## YOUR TASK
Pick out each line of the records that includes the string "Password", and copy it.

[Dataset excerpts]
--- start ---
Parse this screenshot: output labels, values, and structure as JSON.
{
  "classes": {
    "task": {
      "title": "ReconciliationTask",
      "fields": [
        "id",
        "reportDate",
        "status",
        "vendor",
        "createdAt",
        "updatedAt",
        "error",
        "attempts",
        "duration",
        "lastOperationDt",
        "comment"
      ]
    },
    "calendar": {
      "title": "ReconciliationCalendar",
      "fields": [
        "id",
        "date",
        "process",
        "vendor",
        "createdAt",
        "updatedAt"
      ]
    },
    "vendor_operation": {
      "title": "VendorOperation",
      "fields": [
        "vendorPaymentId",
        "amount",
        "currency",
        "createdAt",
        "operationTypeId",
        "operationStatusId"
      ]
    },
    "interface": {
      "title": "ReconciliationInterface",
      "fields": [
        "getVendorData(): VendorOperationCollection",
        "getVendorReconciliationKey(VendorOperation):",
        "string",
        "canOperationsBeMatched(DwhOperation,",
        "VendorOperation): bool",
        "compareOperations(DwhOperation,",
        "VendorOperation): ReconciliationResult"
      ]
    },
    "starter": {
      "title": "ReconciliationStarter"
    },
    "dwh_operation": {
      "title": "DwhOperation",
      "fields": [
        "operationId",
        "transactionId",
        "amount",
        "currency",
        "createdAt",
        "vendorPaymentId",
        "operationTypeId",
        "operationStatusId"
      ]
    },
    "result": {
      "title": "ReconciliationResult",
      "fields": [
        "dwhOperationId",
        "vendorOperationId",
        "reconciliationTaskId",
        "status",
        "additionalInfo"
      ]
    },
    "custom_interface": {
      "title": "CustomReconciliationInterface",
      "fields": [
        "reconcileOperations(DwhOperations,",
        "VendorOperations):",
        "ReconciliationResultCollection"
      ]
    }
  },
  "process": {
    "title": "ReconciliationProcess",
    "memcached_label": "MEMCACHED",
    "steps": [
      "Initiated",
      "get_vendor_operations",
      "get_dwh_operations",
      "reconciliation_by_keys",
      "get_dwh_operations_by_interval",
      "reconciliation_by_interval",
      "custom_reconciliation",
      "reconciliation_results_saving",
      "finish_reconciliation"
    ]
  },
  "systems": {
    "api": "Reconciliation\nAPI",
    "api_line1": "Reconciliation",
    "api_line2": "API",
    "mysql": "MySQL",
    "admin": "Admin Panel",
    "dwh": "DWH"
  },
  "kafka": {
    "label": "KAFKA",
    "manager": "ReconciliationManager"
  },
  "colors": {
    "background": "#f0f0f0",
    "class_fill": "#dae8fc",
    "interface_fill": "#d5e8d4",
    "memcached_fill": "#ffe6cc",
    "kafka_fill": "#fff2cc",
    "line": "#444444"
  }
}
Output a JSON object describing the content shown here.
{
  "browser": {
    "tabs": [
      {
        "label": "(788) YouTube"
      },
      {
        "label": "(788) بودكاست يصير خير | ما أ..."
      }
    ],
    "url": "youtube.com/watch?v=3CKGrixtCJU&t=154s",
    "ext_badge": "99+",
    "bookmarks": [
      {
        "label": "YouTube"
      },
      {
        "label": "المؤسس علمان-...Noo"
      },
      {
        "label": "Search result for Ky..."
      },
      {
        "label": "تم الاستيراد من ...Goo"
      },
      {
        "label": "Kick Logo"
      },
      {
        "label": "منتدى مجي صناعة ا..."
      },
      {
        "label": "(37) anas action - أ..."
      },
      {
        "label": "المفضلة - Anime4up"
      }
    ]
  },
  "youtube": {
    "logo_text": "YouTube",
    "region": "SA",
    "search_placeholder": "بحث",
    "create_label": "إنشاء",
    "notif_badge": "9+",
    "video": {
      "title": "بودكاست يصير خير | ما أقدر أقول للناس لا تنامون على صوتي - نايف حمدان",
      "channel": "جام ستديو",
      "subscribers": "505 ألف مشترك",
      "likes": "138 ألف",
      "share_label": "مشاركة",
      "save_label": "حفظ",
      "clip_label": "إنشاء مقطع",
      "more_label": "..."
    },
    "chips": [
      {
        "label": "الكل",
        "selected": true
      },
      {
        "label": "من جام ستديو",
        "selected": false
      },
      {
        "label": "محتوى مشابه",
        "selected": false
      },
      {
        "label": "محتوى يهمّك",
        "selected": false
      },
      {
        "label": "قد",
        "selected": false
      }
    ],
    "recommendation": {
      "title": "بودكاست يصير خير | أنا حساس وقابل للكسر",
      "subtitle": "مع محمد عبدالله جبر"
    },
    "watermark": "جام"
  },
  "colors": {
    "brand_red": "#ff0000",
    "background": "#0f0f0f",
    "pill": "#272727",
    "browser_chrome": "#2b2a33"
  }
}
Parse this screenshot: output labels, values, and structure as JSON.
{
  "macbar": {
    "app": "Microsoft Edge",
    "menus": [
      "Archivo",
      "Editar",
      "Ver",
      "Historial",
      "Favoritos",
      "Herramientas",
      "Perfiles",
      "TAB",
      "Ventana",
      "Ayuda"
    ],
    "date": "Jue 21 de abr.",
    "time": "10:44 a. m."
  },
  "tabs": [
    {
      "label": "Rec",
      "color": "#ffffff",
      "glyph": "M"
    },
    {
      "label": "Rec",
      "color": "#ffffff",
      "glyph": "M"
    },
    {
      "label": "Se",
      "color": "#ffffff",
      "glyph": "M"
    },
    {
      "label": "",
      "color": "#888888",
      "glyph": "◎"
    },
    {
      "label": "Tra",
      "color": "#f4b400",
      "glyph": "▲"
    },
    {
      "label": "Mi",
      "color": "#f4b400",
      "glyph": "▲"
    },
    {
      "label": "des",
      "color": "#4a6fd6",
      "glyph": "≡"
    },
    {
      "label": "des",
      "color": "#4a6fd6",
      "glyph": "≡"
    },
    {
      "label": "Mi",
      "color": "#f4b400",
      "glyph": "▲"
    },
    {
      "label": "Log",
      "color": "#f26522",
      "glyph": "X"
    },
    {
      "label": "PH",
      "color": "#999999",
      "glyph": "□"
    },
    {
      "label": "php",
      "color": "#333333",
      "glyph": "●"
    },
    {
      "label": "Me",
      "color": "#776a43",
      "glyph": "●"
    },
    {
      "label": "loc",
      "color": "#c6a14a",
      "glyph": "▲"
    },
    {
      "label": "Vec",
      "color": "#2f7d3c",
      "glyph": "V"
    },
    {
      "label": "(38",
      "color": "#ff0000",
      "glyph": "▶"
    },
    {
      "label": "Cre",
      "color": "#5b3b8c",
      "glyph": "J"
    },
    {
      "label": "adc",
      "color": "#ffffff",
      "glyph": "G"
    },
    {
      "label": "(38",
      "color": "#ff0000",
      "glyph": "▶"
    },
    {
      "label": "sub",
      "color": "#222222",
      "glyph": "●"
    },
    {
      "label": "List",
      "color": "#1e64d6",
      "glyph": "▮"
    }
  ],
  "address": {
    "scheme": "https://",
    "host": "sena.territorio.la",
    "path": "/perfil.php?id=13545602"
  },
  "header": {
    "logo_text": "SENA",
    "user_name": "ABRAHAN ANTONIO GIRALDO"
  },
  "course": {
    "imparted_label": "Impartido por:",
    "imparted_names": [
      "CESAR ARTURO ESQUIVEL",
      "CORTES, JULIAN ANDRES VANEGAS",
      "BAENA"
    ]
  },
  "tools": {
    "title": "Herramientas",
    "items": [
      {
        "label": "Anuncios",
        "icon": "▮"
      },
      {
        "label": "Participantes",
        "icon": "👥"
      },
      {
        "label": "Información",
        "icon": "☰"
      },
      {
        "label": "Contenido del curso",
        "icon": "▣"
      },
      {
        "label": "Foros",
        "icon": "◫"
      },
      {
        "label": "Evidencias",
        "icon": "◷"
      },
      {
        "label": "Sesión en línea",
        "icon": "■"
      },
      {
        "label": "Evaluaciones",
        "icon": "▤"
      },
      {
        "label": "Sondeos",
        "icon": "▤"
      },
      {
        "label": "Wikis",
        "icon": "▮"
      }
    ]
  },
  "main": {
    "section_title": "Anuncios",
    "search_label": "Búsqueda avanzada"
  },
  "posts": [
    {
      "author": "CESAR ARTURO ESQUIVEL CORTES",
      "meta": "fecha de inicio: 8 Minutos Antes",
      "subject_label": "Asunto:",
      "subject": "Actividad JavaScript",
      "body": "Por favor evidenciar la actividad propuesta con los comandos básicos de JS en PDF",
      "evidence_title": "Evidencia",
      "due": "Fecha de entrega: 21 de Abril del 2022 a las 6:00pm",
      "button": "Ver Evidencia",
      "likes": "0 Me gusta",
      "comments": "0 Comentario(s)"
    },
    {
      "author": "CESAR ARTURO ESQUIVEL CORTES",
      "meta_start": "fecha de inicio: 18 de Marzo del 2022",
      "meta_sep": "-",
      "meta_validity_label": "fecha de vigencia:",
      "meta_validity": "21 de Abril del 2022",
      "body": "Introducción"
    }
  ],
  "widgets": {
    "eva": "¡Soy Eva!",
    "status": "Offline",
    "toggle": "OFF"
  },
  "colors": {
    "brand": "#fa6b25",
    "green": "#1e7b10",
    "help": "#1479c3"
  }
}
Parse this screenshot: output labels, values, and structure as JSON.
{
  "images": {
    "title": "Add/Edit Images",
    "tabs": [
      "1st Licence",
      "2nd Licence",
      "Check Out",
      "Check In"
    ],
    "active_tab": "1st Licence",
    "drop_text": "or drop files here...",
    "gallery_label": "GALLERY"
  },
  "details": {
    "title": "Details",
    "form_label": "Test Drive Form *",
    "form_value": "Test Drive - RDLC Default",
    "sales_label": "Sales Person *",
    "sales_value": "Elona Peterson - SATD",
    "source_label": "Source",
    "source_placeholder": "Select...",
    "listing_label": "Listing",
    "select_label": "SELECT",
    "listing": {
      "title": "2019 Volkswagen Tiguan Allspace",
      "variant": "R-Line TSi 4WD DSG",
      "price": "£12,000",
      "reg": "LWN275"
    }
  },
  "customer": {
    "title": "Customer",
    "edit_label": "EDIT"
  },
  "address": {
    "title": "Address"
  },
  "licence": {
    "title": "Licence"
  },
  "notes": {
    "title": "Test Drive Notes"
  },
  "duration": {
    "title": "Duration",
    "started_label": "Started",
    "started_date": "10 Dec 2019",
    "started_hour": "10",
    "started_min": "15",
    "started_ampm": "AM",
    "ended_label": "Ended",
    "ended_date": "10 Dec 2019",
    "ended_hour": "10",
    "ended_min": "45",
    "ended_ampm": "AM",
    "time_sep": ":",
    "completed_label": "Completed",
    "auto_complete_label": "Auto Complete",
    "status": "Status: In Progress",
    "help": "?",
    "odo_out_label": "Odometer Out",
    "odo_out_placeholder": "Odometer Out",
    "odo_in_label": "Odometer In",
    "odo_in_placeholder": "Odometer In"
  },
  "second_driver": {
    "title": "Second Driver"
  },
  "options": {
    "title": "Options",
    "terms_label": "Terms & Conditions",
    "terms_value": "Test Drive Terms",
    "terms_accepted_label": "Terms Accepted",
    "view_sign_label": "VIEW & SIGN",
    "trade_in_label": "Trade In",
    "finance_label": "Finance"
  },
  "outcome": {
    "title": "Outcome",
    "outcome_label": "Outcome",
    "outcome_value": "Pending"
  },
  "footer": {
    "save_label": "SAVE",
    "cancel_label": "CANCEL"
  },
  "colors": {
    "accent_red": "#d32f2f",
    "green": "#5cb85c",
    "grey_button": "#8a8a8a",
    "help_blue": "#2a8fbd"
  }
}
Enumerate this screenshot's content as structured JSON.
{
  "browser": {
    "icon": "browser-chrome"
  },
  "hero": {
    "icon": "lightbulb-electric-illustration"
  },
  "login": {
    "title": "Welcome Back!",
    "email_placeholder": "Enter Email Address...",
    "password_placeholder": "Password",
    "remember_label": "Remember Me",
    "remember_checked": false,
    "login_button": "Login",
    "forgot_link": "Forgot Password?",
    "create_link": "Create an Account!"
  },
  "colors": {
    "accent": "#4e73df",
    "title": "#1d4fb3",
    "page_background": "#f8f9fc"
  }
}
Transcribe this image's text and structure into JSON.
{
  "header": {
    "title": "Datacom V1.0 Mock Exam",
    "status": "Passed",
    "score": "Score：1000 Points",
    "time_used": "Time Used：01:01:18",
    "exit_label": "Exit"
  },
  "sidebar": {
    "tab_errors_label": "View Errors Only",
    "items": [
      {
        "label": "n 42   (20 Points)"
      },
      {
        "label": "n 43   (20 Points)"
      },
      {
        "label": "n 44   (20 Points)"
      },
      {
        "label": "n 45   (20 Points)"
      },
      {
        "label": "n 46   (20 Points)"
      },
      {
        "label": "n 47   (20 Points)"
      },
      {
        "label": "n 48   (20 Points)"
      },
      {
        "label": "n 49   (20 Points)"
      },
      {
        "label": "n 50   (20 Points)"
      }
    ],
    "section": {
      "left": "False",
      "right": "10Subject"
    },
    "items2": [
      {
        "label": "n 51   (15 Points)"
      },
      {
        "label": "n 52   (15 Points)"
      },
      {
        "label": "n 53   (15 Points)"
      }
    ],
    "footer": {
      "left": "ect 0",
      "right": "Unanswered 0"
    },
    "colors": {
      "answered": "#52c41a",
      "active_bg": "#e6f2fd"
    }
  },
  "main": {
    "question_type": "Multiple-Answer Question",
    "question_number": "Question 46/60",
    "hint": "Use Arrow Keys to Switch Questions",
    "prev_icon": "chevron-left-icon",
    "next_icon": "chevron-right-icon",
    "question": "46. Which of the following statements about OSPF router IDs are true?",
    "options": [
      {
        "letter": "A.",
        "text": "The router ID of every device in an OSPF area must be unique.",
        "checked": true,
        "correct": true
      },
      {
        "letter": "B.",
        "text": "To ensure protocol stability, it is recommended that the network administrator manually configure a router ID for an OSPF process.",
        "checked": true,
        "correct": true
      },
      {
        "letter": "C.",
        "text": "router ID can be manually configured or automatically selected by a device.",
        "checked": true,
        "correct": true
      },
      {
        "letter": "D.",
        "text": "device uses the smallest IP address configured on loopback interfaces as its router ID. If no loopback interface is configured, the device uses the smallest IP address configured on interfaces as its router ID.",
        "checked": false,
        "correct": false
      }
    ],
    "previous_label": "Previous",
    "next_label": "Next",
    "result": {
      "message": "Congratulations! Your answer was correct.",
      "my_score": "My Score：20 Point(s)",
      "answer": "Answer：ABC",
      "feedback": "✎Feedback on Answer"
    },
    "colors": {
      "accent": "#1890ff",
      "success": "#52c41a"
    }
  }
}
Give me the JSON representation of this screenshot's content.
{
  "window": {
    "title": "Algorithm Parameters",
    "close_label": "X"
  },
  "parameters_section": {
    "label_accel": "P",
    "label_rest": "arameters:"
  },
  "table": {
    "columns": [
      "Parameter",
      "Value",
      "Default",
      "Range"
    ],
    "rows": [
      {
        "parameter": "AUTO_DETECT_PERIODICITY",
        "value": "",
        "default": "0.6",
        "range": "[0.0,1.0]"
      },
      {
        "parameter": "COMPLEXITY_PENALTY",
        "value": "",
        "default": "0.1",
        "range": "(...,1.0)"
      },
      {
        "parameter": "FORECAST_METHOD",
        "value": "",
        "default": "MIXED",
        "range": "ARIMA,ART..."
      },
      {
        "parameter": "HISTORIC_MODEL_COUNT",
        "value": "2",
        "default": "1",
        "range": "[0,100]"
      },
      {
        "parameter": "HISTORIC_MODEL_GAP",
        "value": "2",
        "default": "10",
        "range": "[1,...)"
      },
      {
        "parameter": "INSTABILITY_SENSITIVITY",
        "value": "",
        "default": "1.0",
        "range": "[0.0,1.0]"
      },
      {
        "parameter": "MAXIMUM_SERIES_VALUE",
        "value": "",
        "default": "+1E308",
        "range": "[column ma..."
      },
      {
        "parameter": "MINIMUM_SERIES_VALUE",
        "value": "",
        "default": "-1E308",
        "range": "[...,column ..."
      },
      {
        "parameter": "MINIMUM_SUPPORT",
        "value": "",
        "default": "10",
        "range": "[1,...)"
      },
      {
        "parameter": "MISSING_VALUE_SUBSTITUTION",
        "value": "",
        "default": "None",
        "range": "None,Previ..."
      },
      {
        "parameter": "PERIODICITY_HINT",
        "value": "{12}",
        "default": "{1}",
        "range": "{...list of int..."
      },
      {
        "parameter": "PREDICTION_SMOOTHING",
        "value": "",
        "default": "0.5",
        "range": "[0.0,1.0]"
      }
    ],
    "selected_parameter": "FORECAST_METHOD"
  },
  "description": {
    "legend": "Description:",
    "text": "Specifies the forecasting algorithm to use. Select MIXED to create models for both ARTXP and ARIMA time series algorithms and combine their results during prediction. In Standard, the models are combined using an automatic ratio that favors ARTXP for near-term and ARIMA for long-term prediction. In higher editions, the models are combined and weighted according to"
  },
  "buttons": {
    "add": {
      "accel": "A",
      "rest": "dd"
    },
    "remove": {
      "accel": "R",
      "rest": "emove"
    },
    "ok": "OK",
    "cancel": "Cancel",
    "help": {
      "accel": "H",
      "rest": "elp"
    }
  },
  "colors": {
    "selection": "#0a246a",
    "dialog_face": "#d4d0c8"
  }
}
--- end ---
## EXPECTED ANSWER
    "password_placeholder": "Password",
    "forgot_link": "Forgot Password?",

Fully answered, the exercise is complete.